Will you give every entry again exactly as it stands?

STORED RECORDS
— BEGIN —
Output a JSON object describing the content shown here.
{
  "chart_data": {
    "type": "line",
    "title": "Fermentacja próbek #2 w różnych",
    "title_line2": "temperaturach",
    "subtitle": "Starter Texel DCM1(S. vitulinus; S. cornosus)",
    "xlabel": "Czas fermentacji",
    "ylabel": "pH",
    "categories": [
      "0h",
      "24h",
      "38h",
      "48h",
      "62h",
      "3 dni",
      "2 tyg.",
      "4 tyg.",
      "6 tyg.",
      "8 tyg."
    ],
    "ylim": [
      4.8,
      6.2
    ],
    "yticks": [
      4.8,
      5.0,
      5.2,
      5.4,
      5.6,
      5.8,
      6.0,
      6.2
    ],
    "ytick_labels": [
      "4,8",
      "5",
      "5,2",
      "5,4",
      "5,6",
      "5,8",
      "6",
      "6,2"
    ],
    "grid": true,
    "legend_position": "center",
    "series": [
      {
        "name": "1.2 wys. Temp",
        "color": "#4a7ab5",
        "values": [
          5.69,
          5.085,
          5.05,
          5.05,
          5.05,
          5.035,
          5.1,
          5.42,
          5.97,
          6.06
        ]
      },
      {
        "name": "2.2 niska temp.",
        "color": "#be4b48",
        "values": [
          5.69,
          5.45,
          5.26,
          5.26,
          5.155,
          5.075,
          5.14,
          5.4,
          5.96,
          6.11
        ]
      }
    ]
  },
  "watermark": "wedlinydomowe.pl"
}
— END —
EXPECTED ANSWER
Output a JSON object describing the content shown here.
{
  "chart_data": {
    "type": "line",
    "title": "Fermentacja próbek #2 w różnych",
    "title_line2": "temperaturach",
    "subtitle": "Starter Texel DCM1(S. vitulinus; S. cornosus)",
    "xlabel": "Czas fermentacji",
    "ylabel": "pH",
    "categories": [
      "0h",
      "24h",
      "38h",
      "48h",
      "62h",
      "3 dni",
      "2 tyg.",
      "4 tyg.",
      "6 tyg.",
      "8 tyg."
    ],
    "ylim": [
      4.8,
      6.2
    ],
    "yticks": [
      4.8,
      5.0,
      5.2,
      5.4,
      5.6,
      5.8,
      6.0,
      6.2
    ],
    "ytick_labels": [
      "4,8",
      "5",
      "5,2",
      "5,4",
      "5,6",
      "5,8",
      "6",
      "6,2"
    ],
    "grid": true,
    "legend_position": "center",
    "series": [
      {
        "name": "1.2 wys. Temp",
        "color": "#4a7ab5",
        "values": [
          5.69,
          5.085,
          5.05,
          5.05,
          5.05,
          5.035,
          5.1,
          5.42,
          5.97,
          6.06
        ]
      },
      {
        "name": "2.2 niska temp.",
        "color": "#be4b48",
        "values": [
          5.69,
          5.45,
          5.26,
          5.26,
          5.155,
          5.075,
          5.14,
          5.4,
          5.96,
          6.11
        ]
      }
    ]
  },
  "watermark": "wedlinydomowe.pl"
}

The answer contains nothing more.